=== Goal ===
Would you write out the listing verbatim and skip every picture in it?

(Data excerpts)
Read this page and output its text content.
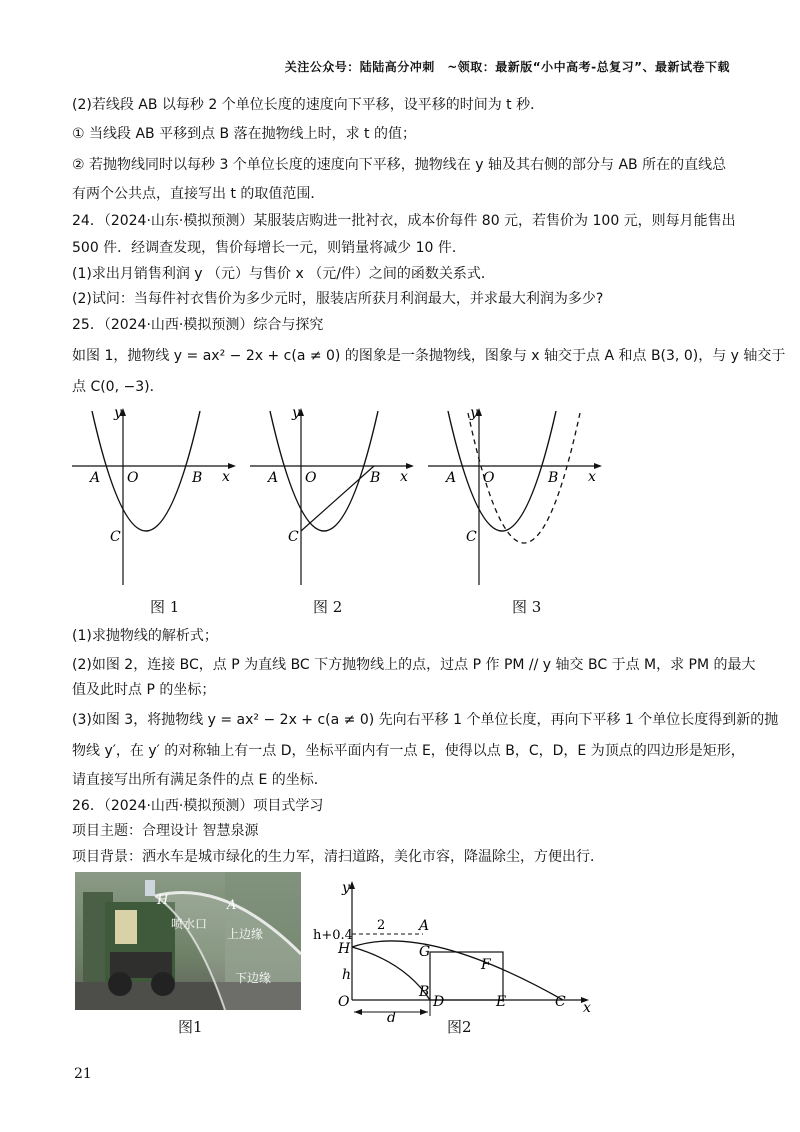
关注公众号：陆陆高分冲刺　~领取：最新版“小中高考-总复习”、最新试卷下载
(2)若线段 AB 以每秒 2 个单位长度的速度向下平移，设平移的时间为 t 秒．
① 当线段 AB 平移到点 B 落在抛物线上时，求 t 的值；
② 若抛物线同时以每秒 3 个单位长度的速度向下平移，抛物线在 y 轴及其右侧的部分与 AB 所在的直线总
有两个公共点，直接写出 t 的取值范围．
24．（2024·山东·模拟预测）某服装店购进一批衬衣，成本价每件 80 元，若售价为 100 元，则每月能售出
500 件．经调查发现，售价每增长一元，则销量将减少 10 件．
(1)求出月销售利润 y （元）与售价 x （元/件）之间的函数关系式．
(2)试问：当每件衬衣售价为多少元时，服装店所获月利润最大，并求最大利润为多少?
25．（2024·山西·模拟预测）综合与探究
如图 1，抛物线 y = ax² − 2x + c(a ≠ 0) 的图象是一条抛物线，图象与 x 轴交于点 A 和点 B(3, 0)，与 y 轴交于
点 C(0, −3)．
y
x
A O	B
C
图 1
y
x
A O	B
C
图 2
y
x
A O	B
C
图 3
(1)求抛物线的解析式；
(2)如图 2，连接 BC，点 P 为直线 BC 下方抛物线上的点，过点 P 作 PM // y 轴交 BC 于点 M，求 PM 的最大
值及此时点 P 的坐标；
(3)如图 3，将抛物线 y = ax² − 2x + c(a ≠ 0) 先向右平移 1 个单位长度，再向下平移 1 个单位长度得到新的抛
物线 y′，在 y′ 的对称轴上有一点 D，坐标平面内有一点 E，使得以点 B，C，D，E 为顶点的四边形是矩形，
请直接写出所有满足条件的点 E 的坐标．
26．（2024·山西·模拟预测）项目式学习
项目主题：合理设计 智慧泉源
项目背景：洒水车是城市绿化的生力军，清扫道路，美化市容，降温除尘，方便出行．
H	A
喷水口
上边缘
下边缘
图1
y
x
h+0.4
2 A
H	G
F
h
B
O	D	E	C
d	图2
21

=== Solution ===
Read this page and output its text content.
关注公众号：陆陆高分冲刺　~领取：最新版“小中高考-总复习”、最新试卷下载
(2)若线段 AB 以每秒 2 个单位长度的速度向下平移，设平移的时间为 t 秒．
① 当线段 AB 平移到点 B 落在抛物线上时，求 t 的值；
② 若抛物线同时以每秒 3 个单位长度的速度向下平移，抛物线在 y 轴及其右侧的部分与 AB 所在的直线总
有两个公共点，直接写出 t 的取值范围．
24．（2024·山东·模拟预测）某服装店购进一批衬衣，成本价每件 80 元，若售价为 100 元，则每月能售出
500 件．经调查发现，售价每增长一元，则销量将减少 10 件．
(1)求出月销售利润 y （元）与售价 x （元/件）之间的函数关系式．
(2)试问：当每件衬衣售价为多少元时，服装店所获月利润最大，并求最大利润为多少?
25．（2024·山西·模拟预测）综合与探究
如图 1，抛物线 y = ax² − 2x + c(a ≠ 0) 的图象是一条抛物线，图象与 x 轴交于点 A 和点 B(3, 0)，与 y 轴交于
点 C(0, −3)．
y
x
A O	B
C
图 1
y
x
A O	B
C
图 2
y
x
A O	B
C
图 3
(1)求抛物线的解析式；
(2)如图 2，连接 BC，点 P 为直线 BC 下方抛物线上的点，过点 P 作 PM // y 轴交 BC 于点 M，求 PM 的最大
值及此时点 P 的坐标；
(3)如图 3，将抛物线 y = ax² − 2x + c(a ≠ 0) 先向右平移 1 个单位长度，再向下平移 1 个单位长度得到新的抛
物线 y′，在 y′ 的对称轴上有一点 D，坐标平面内有一点 E，使得以点 B，C，D，E 为顶点的四边形是矩形，
请直接写出所有满足条件的点 E 的坐标．
26．（2024·山西·模拟预测）项目式学习
项目主题：合理设计 智慧泉源
项目背景：洒水车是城市绿化的生力军，清扫道路，美化市容，降温除尘，方便出行．
H	A
喷水口
上边缘
下边缘
图1
y
x
h+0.4
2 A
H	G
F
h
B
O	D	E	C
d	图2
21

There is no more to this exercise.